━━ INPUT DATA ━━

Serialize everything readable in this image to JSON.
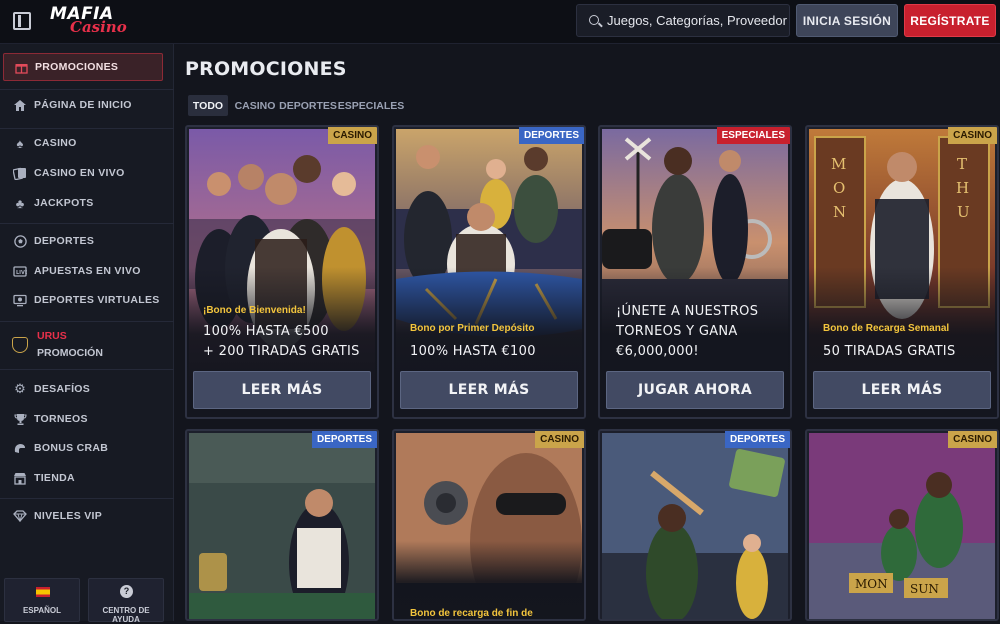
{
  "header": {
    "logo_main": "MAFIA",
    "logo_script": "Casino",
    "search_placeholder": "Juegos, Categorías, Proveedores",
    "login_label": "INICIA SESIÓN",
    "register_label": "REGÍSTRATE"
  },
  "sidebar": {
    "promociones": "PROMOCIONES",
    "inicio": "PÁGINA DE INICIO",
    "casino": "CASINO",
    "casino_vivo": "CASINO EN VIVO",
    "jackpots": "JACKPOTS",
    "deportes": "DEPORTES",
    "apuestas_vivo": "APUESTAS EN VIVO",
    "deportes_virtuales": "DEPORTES VIRTUALES",
    "urus": "URUS",
    "promocion": "PROMOCIÓN",
    "desafios": "DESAFÍOS",
    "torneos": "TORNEOS",
    "bonus_crab": "BONUS CRAB",
    "tienda": "TIENDA",
    "niveles_vip": "NIVELES VIP",
    "language": "ESPAÑOL",
    "help": "CENTRO DE AYUDA"
  },
  "main": {
    "title": "PROMOCIONES",
    "tabs": [
      "TODO",
      "CASINO",
      "DEPORTES",
      "ESPECIALES"
    ]
  },
  "cards": [
    {
      "badge": "CASINO",
      "subtitle": "¡Bono de Bienvenida!",
      "line1": "100% HASTA €500",
      "line2": "+ 200 TIRADAS GRATIS",
      "cta": "LEER MÁS"
    },
    {
      "badge": "DEPORTES",
      "subtitle": "Bono por Primer Depósito",
      "line1": "100% HASTA €100",
      "cta": "LEER MÁS"
    },
    {
      "badge": "ESPECIALES",
      "line1": "¡ÚNETE A NUESTROS",
      "line2": "TORNEOS Y GANA",
      "line3": "€6,000,000!",
      "cta": "JUGAR AHORA"
    },
    {
      "badge": "CASINO",
      "subtitle": "Bono de Recarga Semanal",
      "line1": "50 TIRADAS GRATIS",
      "cta": "LEER MÁS"
    },
    {
      "badge": "DEPORTES"
    },
    {
      "badge": "CASINO",
      "subtitle": "Bono de recarga de fin de"
    },
    {
      "badge": "DEPORTES"
    },
    {
      "badge": "CASINO"
    }
  ]
}
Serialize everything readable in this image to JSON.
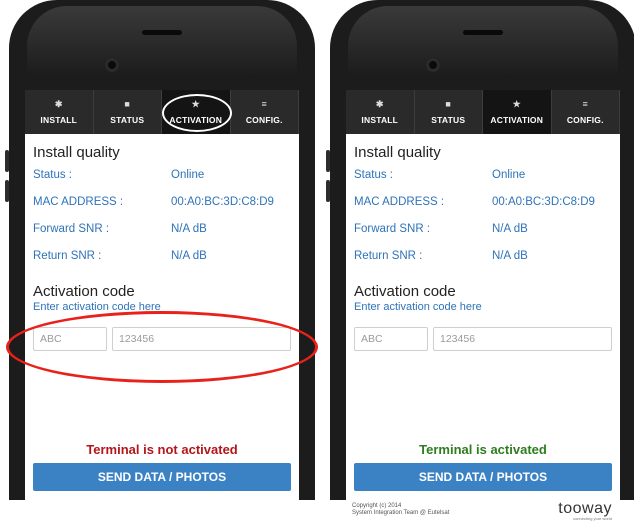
{
  "tabs": [
    {
      "icon": "✱",
      "icon_name": "gear-icon",
      "label": "INSTALL"
    },
    {
      "icon": "■",
      "icon_name": "status-icon",
      "label": "STATUS"
    },
    {
      "icon": "★",
      "icon_name": "star-icon",
      "label": "ACTIVATION"
    },
    {
      "icon": "≡",
      "icon_name": "config-icon",
      "label": "CONFIG."
    }
  ],
  "install_quality": {
    "title": "Install quality",
    "rows": [
      {
        "label": "Status :",
        "value": "Online"
      },
      {
        "label": "MAC ADDRESS :",
        "value": "00:A0:BC:3D:C8:D9"
      },
      {
        "label": "Forward SNR :",
        "value": "N/A dB"
      },
      {
        "label": "Return SNR :",
        "value": "N/A dB"
      }
    ]
  },
  "activation": {
    "title": "Activation code",
    "hint": "Enter activation code here",
    "code_placeholder": "ABC",
    "number_placeholder": "123456"
  },
  "left_screen": {
    "status": "Terminal is not activated",
    "status_color": "#b3161a"
  },
  "right_screen": {
    "status": "Terminal is activated",
    "status_color": "#2e7d1e"
  },
  "send_button": "SEND DATA / PHOTOS",
  "footer": {
    "copyright_line1": "Copyright (c) 2014",
    "copyright_line2": "System Integration Team @ Eutelsat",
    "logo": "tooway",
    "logo_tagline": "connecting your world"
  }
}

━━━

PROBLEM TO SOLVE:
Output all of the entries verbatim, leaving out any images.

RESPONSE FOR THIS EXERCISE:
Serialize everything readable in this image to JSON.
{
  "header": {
    "logo_main": "MAFIA",
    "logo_script": "Casino",
    "search_placeholder": "Juegos, Categorías, Proveedores",
    "login_label": "INICIA SESIÓN",
    "register_label": "REGÍSTRATE"
  },
  "sidebar": {
    "promociones": "PROMOCIONES",
    "inicio": "PÁGINA DE INICIO",
    "casino": "CASINO",
    "casino_vivo": "CASINO EN VIVO",
    "jackpots": "JACKPOTS",
    "deportes": "DEPORTES",
    "apuestas_vivo": "APUESTAS EN VIVO",
    "deportes_virtuales": "DEPORTES VIRTUALES",
    "urus": "URUS",
    "promocion": "PROMOCIÓN",
    "desafios": "DESAFÍOS",
    "torneos": "TORNEOS",
    "bonus_crab": "BONUS CRAB",
    "tienda": "TIENDA",
    "niveles_vip": "NIVELES VIP",
    "language": "ESPAÑOL",
    "help": "CENTRO DE AYUDA"
  },
  "main": {
    "title": "PROMOCIONES",
    "tabs": [
      "TODO",
      "CASINO",
      "DEPORTES",
      "ESPECIALES"
    ]
  },
  "cards": [
    {
      "badge": "CASINO",
      "subtitle": "¡Bono de Bienvenida!",
      "line1": "100% HASTA €500",
      "line2": "+ 200 TIRADAS GRATIS",
      "cta": "LEER MÁS"
    },
    {
      "badge": "DEPORTES",
      "subtitle": "Bono por Primer Depósito",
      "line1": "100% HASTA €100",
      "cta": "LEER MÁS"
    },
    {
      "badge": "ESPECIALES",
      "line1": "¡ÚNETE A NUESTROS",
      "line2": "TORNEOS Y GANA",
      "line3": "€6,000,000!",
      "cta": "JUGAR AHORA"
    },
    {
      "badge": "CASINO",
      "subtitle": "Bono de Recarga Semanal",
      "line1": "50 TIRADAS GRATIS",
      "cta": "LEER MÁS"
    },
    {
      "badge": "DEPORTES"
    },
    {
      "badge": "CASINO",
      "subtitle": "Bono de recarga de fin de"
    },
    {
      "badge": "DEPORTES"
    },
    {
      "badge": "CASINO"
    }
  ]
}
Serialize everything readable in this image to JSON.
{
  "tabs": [
    {
      "icon": "✱",
      "icon_name": "gear-icon",
      "label": "INSTALL"
    },
    {
      "icon": "■",
      "icon_name": "status-icon",
      "label": "STATUS"
    },
    {
      "icon": "★",
      "icon_name": "star-icon",
      "label": "ACTIVATION"
    },
    {
      "icon": "≡",
      "icon_name": "config-icon",
      "label": "CONFIG."
    }
  ],
  "install_quality": {
    "title": "Install quality",
    "rows": [
      {
        "label": "Status :",
        "value": "Online"
      },
      {
        "label": "MAC ADDRESS :",
        "value": "00:A0:BC:3D:C8:D9"
      },
      {
        "label": "Forward SNR :",
        "value": "N/A dB"
      },
      {
        "label": "Return SNR :",
        "value": "N/A dB"
      }
    ]
  },
  "activation": {
    "title": "Activation code",
    "hint": "Enter activation code here",
    "code_placeholder": "ABC",
    "number_placeholder": "123456"
  },
  "left_screen": {
    "status": "Terminal is not activated",
    "status_color": "#b3161a"
  },
  "right_screen": {
    "status": "Terminal is activated",
    "status_color": "#2e7d1e"
  },
  "send_button": "SEND DATA / PHOTOS",
  "footer": {
    "copyright_line1": "Copyright (c) 2014",
    "copyright_line2": "System Integration Team @ Eutelsat",
    "logo": "tooway",
    "logo_tagline": "connecting your world"
  }
}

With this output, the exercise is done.